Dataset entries

□ □ □ □

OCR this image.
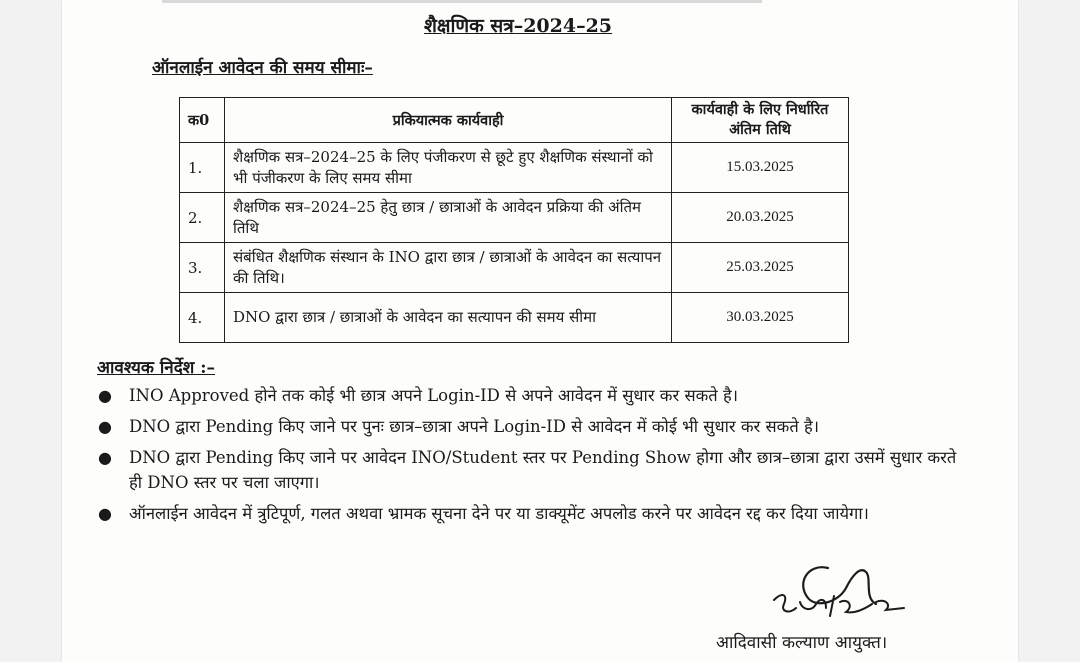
शैक्षणिक सत्र–2024–25
ऑनलाईन आवेदन की समय सीमाः–
क0	प्रकियात्मक कार्यवाही	कार्यवाही के लिए निर्धारित अंतिम तिथि
1.	शैक्षणिक सत्र–2024–25 के लिए पंजीकरण से छूटे हुए शैक्षणिक संस्थानों को भी पंजीकरण के लिए समय सीमा	15.03.2025
2.	शैक्षणिक सत्र–2024–25 हेतु छात्र / छात्राओं के आवेदन प्रक्रिया की अंतिम तिथि	20.03.2025
3.	संबंधित शैक्षणिक संस्थान के INO द्वारा छात्र / छात्राओं के आवेदन का सत्यापन की तिथि।	25.03.2025
4.	DNO द्वारा छात्र / छात्राओं के आवेदन का सत्यापन की समय सीमा	30.03.2025
आवश्यक निर्देश :–
● INO Approved होने तक कोई भी छात्र अपने Login-ID से अपने आवेदन में सुधार कर सकते है।
● DNO द्वारा Pending किए जाने पर पुनः छात्र–छात्रा अपने Login-ID से आवेदन में कोई भी सुधार कर सकते है।
● DNO द्वारा Pending किए जाने पर आवेदन INO/Student स्तर पर Pending Show होगा और छात्र–छात्रा द्वारा उसमें सुधार करते ही DNO स्तर पर चला जाएगा।
● ऑनलाईन आवेदन में त्रुटिपूर्ण, गलत अथवा भ्रामक सूचना देने पर या डाक्यूमेंट अपलोड करने पर आवेदन रद्द कर दिया जायेगा।
आदिवासी कल्याण आयुक्त।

□ □ □ □

▶ GIVEN TASK
Pictures stay out of the copy; please restate every record above exactly.

▶ RESULT OF THIS EXERCISE
OCR this image.
शैक्षणिक सत्र–2024–25
ऑनलाईन आवेदन की समय सीमाः–
क0	प्रकियात्मक कार्यवाही	कार्यवाही के लिए निर्धारित अंतिम तिथि
1.	शैक्षणिक सत्र–2024–25 के लिए पंजीकरण से छूटे हुए शैक्षणिक संस्थानों को भी पंजीकरण के लिए समय सीमा	15.03.2025
2.	शैक्षणिक सत्र–2024–25 हेतु छात्र / छात्राओं के आवेदन प्रक्रिया की अंतिम तिथि	20.03.2025
3.	संबंधित शैक्षणिक संस्थान के INO द्वारा छात्र / छात्राओं के आवेदन का सत्यापन की तिथि।	25.03.2025
4.	DNO द्वारा छात्र / छात्राओं के आवेदन का सत्यापन की समय सीमा	30.03.2025
आवश्यक निर्देश :–
● INO Approved होने तक कोई भी छात्र अपने Login-ID से अपने आवेदन में सुधार कर सकते है।
● DNO द्वारा Pending किए जाने पर पुनः छात्र–छात्रा अपने Login-ID से आवेदन में कोई भी सुधार कर सकते है।
● DNO द्वारा Pending किए जाने पर आवेदन INO/Student स्तर पर Pending Show होगा और छात्र–छात्रा द्वारा उसमें सुधार करते ही DNO स्तर पर चला जाएगा।
● ऑनलाईन आवेदन में त्रुटिपूर्ण, गलत अथवा भ्रामक सूचना देने पर या डाक्यूमेंट अपलोड करने पर आवेदन रद्द कर दिया जायेगा।
आदिवासी कल्याण आयुक्त।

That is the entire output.